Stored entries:
======

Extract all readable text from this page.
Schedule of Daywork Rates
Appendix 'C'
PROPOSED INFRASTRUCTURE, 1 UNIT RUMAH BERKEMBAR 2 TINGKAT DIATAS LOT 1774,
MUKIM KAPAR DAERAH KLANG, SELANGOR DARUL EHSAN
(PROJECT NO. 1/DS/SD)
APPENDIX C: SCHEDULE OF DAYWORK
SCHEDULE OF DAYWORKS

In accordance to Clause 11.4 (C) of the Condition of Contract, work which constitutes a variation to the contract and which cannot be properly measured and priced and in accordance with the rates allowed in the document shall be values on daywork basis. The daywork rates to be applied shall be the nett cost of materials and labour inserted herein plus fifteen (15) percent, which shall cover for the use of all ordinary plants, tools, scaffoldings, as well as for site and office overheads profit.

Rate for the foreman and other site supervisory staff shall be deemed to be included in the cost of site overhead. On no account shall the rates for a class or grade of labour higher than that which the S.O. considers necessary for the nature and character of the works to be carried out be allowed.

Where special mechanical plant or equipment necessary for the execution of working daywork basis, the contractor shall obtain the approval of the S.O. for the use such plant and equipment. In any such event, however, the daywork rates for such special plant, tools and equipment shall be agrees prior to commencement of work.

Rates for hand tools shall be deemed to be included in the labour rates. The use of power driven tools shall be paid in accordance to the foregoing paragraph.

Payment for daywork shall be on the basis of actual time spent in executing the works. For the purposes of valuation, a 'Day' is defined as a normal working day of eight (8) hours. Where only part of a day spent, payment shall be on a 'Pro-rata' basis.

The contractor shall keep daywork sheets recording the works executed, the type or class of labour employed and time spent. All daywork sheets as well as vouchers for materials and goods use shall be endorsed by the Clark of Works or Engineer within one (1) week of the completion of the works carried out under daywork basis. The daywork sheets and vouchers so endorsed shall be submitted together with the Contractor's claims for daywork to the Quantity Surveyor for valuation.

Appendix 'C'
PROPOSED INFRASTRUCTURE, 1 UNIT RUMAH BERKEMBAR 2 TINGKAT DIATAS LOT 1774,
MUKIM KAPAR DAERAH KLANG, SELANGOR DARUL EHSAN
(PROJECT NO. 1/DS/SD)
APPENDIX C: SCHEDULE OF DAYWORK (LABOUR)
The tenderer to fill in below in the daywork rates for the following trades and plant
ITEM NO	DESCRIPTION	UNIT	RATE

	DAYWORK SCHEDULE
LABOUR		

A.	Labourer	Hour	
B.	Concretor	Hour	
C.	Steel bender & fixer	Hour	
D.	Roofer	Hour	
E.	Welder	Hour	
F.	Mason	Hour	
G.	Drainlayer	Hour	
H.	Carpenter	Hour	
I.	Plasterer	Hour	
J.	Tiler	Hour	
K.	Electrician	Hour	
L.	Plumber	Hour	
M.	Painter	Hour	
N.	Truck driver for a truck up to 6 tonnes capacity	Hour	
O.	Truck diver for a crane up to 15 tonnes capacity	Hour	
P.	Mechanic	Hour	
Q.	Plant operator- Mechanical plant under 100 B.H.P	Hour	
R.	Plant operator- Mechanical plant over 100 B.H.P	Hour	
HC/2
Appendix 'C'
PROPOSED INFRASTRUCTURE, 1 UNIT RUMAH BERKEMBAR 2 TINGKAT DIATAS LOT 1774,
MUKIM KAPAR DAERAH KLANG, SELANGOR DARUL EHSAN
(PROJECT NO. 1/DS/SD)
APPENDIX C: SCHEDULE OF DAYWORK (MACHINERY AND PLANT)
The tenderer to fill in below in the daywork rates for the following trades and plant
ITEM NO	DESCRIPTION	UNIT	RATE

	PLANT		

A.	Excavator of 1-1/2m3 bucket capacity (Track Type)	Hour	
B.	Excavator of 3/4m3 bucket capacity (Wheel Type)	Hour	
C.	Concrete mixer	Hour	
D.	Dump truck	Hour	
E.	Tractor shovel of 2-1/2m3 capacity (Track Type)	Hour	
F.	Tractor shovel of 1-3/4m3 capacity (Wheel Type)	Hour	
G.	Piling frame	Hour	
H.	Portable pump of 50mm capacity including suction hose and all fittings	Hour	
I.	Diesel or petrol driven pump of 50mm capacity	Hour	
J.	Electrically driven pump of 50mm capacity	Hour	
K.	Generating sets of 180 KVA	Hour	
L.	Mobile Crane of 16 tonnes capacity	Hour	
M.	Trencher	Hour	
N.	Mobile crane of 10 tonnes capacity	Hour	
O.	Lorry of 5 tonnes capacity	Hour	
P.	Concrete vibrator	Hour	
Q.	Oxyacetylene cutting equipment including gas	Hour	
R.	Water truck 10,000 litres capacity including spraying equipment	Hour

======

• Work instructions
Copy all lines from the data that hold the word "contractor".

• Full solution
Where special mechanical plant or equipment necessary for the execution of working daywork basis, the contractor shall obtain the approval of the S.O. for the use such plant and equipment. In any such event, however, the daywork rates for such special plant, tools and equipment shall be agrees prior to commencement of work.
The contractor shall keep daywork sheets recording the works executed, the type or class of labour employed and time spent. All daywork sheets as well as vouchers for materials and goods use shall be endorsed by the Clark of Works or Engineer within one (1) week of the completion of the works carried out under daywork basis. The daywork sheets and vouchers so endorsed shall be submitted together with the Contractor's claims for daywork to the Quantity Surveyor for valuation.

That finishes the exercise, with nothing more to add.